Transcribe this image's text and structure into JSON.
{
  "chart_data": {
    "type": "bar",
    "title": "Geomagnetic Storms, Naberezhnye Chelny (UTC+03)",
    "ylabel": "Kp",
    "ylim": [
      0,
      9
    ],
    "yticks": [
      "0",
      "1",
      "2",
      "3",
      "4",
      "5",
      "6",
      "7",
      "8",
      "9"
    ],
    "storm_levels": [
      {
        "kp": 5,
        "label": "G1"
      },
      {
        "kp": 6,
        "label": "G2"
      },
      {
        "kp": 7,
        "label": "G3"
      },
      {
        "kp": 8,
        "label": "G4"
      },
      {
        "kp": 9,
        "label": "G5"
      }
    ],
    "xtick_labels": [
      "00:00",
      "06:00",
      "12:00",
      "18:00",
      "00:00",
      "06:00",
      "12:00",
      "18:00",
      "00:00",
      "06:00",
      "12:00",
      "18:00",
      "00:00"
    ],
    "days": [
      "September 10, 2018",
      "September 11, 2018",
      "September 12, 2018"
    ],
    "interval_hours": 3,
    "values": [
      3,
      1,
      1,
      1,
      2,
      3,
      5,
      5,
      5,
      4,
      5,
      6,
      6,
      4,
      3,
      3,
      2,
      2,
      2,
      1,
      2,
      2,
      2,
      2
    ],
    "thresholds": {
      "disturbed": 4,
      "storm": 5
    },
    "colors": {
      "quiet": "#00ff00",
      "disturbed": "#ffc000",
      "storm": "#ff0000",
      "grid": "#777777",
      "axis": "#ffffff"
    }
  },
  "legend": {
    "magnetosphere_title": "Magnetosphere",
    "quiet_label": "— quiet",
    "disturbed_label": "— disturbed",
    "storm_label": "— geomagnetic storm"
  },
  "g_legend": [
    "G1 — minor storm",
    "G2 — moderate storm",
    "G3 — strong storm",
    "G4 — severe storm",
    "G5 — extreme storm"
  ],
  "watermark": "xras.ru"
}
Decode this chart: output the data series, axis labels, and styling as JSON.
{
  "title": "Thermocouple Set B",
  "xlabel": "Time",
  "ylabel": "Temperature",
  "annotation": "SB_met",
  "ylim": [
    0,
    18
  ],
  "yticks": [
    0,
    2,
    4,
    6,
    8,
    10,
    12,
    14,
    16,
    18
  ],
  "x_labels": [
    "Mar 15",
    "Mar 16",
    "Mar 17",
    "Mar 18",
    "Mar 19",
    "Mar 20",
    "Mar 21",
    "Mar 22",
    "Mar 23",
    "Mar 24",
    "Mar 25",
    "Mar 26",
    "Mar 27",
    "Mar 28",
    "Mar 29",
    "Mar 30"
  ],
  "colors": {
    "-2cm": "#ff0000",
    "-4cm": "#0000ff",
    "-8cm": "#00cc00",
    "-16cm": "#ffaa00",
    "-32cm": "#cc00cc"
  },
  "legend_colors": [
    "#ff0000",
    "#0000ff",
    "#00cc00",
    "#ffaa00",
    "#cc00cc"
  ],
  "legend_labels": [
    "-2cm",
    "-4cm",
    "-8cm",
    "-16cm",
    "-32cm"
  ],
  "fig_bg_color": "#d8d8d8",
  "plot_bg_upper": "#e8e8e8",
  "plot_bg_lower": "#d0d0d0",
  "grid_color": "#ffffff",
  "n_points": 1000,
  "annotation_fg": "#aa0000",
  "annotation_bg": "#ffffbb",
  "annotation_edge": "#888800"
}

•••••

WORK TO BE COMPLETED »
List every line above that holds the word "axis".

REPLY TO THE TASK »
      "axis": "#ffffff"
Decode this chart: output the data series, axis labels, and styling as JSON.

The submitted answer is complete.